>>>>

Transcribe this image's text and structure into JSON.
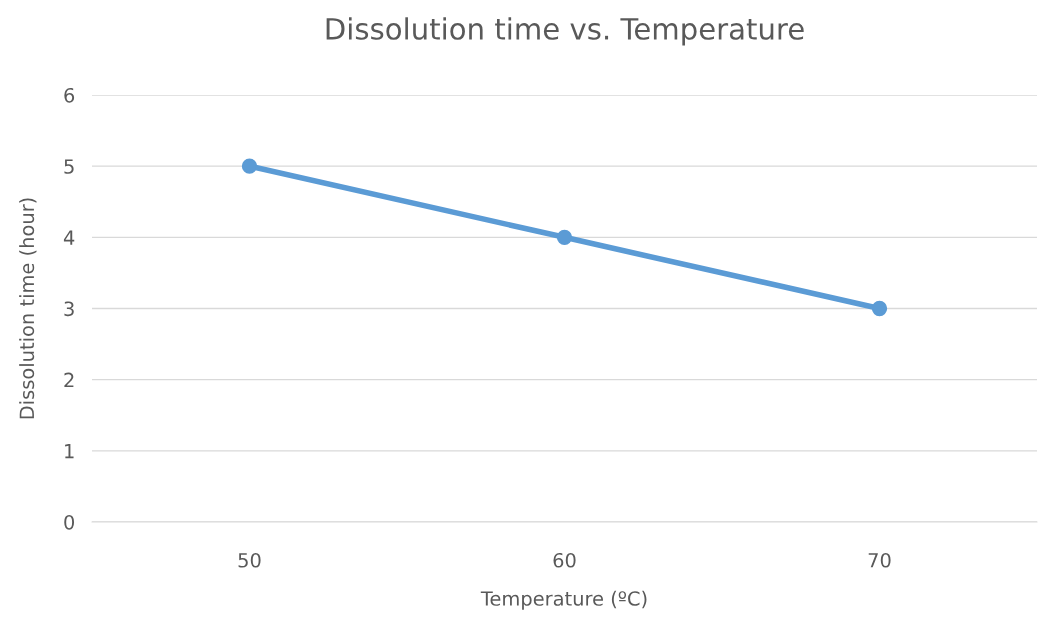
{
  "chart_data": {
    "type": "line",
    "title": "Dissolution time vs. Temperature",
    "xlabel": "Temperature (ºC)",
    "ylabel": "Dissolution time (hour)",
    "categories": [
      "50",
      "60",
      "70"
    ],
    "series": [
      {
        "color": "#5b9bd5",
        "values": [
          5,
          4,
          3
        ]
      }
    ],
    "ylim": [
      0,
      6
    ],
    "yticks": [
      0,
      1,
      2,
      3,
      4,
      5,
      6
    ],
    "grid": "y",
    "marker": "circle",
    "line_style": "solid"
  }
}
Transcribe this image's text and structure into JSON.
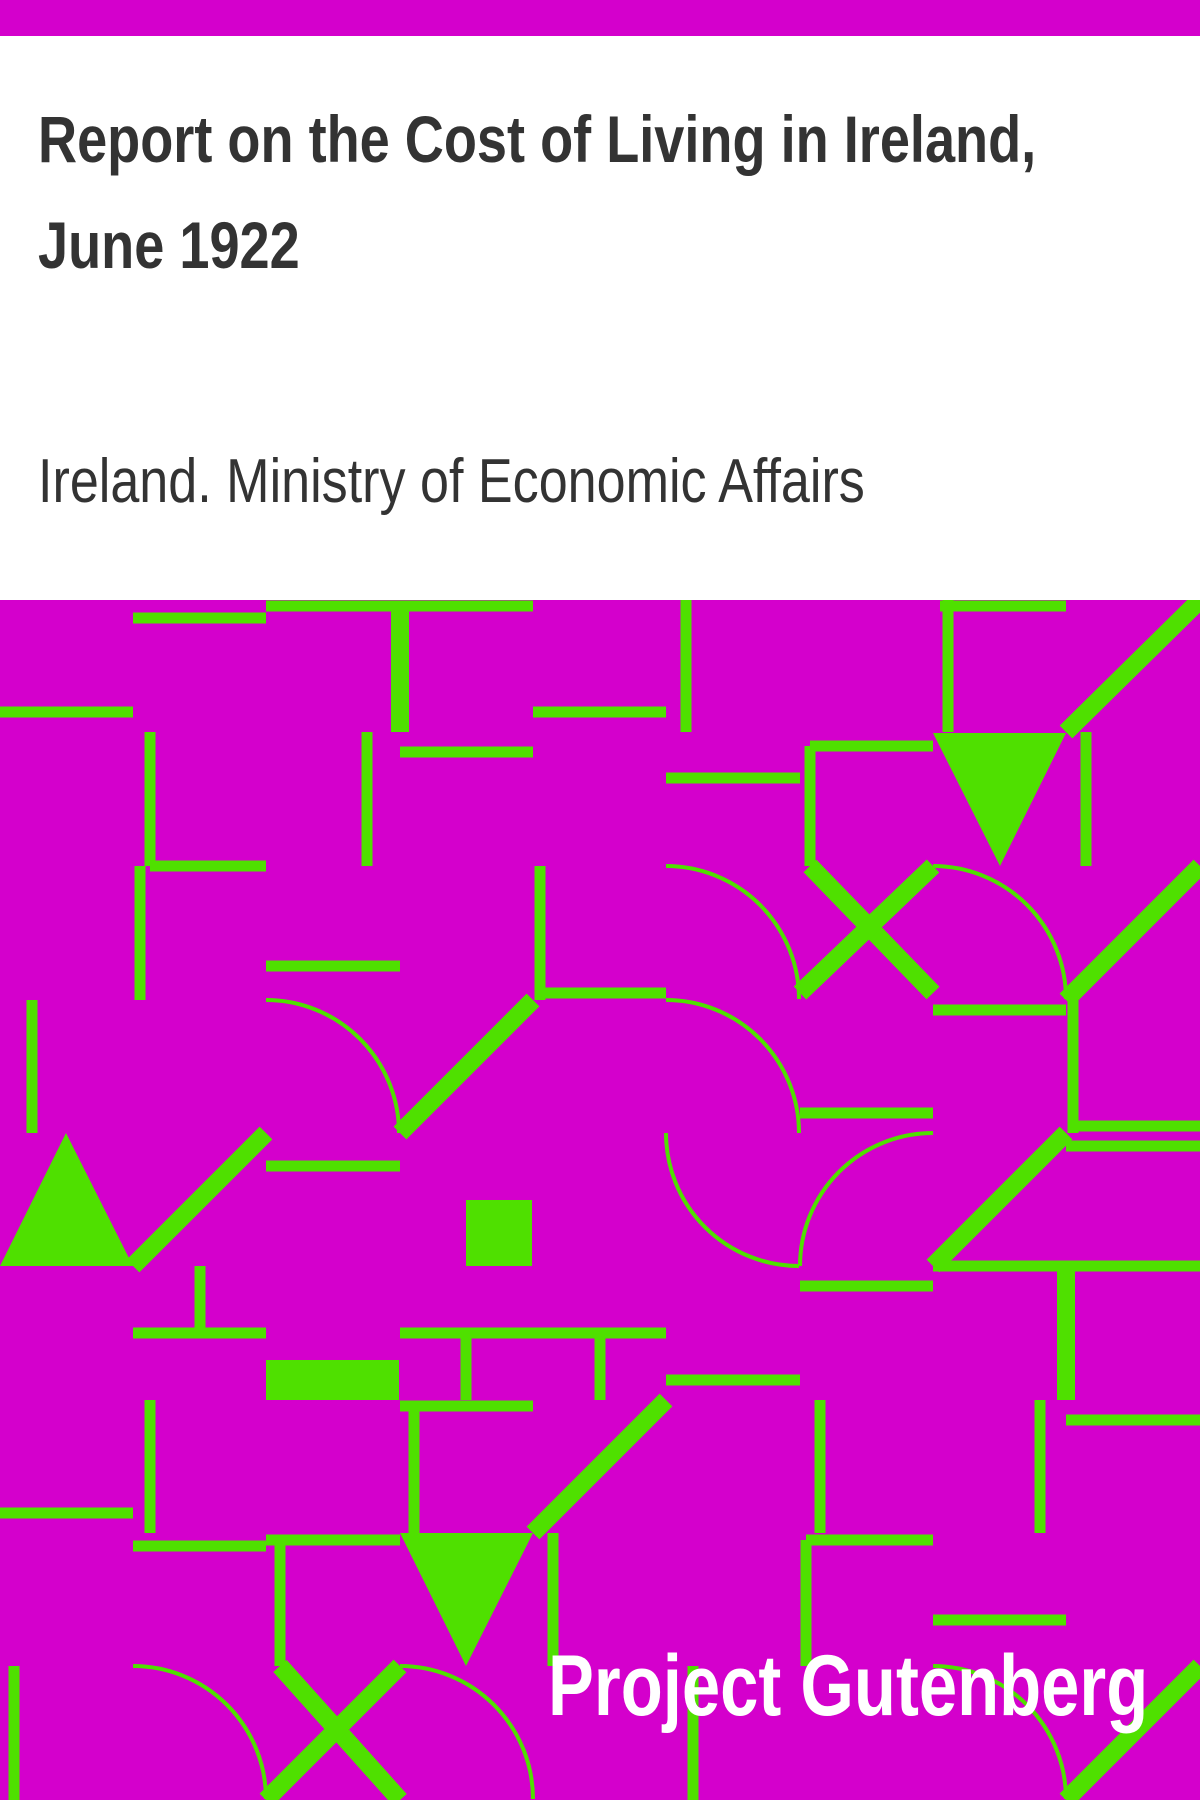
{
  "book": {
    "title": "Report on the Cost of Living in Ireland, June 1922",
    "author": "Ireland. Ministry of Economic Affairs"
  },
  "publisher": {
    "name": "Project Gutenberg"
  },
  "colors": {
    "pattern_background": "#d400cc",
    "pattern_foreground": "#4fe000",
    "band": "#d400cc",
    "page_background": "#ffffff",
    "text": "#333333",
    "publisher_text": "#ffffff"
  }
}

<<<<

JOB: Retype the records exactly. Any image in them should not appear in what you write.

ANSWER TO THE TASK:
Transcribe this image's text and structure into JSON.
{
  "chart_data": {
    "type": "line",
    "title": "Dissolution time vs. Temperature",
    "xlabel": "Temperature (ºC)",
    "ylabel": "Dissolution time (hour)",
    "categories": [
      "50",
      "60",
      "70"
    ],
    "series": [
      {
        "color": "#5b9bd5",
        "values": [
          5,
          4,
          3
        ]
      }
    ],
    "ylim": [
      0,
      6
    ],
    "yticks": [
      0,
      1,
      2,
      3,
      4,
      5,
      6
    ],
    "grid": "y",
    "marker": "circle",
    "line_style": "solid"
  }
}
Transcribe this image's text and structure into JSON.
{
  "book": {
    "title": "Report on the Cost of Living in Ireland, June 1922",
    "author": "Ireland. Ministry of Economic Affairs"
  },
  "publisher": {
    "name": "Project Gutenberg"
  },
  "colors": {
    "pattern_background": "#d400cc",
    "pattern_foreground": "#4fe000",
    "band": "#d400cc",
    "page_background": "#ffffff",
    "text": "#333333",
    "publisher_text": "#ffffff"
  }
}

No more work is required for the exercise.